**Prompt**: Count only the lines of the records that hold "única", then give the number without any other words.
Begin Provided data
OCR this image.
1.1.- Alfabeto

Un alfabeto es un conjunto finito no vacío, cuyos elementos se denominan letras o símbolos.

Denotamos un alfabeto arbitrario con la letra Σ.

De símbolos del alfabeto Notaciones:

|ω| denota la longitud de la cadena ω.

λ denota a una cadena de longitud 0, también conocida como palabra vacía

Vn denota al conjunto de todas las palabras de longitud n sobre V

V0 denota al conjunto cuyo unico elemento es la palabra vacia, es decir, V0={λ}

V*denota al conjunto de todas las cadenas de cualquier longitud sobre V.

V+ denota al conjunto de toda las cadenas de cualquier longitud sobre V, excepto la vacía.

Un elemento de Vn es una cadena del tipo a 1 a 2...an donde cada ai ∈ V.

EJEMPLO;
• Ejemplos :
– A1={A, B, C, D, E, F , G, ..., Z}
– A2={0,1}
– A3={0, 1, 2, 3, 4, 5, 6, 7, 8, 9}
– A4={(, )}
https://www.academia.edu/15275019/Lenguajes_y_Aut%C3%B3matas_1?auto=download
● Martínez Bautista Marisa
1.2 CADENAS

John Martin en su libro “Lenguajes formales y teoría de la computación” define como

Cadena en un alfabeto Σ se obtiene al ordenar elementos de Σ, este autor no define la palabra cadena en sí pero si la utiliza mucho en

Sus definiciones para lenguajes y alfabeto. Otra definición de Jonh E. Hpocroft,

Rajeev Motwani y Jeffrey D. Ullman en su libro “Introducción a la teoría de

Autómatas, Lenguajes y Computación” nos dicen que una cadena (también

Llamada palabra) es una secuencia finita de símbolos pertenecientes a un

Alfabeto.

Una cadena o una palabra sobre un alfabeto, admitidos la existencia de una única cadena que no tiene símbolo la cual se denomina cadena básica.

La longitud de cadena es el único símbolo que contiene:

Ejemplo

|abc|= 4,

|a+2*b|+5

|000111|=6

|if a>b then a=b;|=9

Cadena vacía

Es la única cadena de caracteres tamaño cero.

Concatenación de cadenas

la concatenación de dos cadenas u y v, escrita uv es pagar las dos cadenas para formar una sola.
End Provided data
**Answer to the exercise**: 2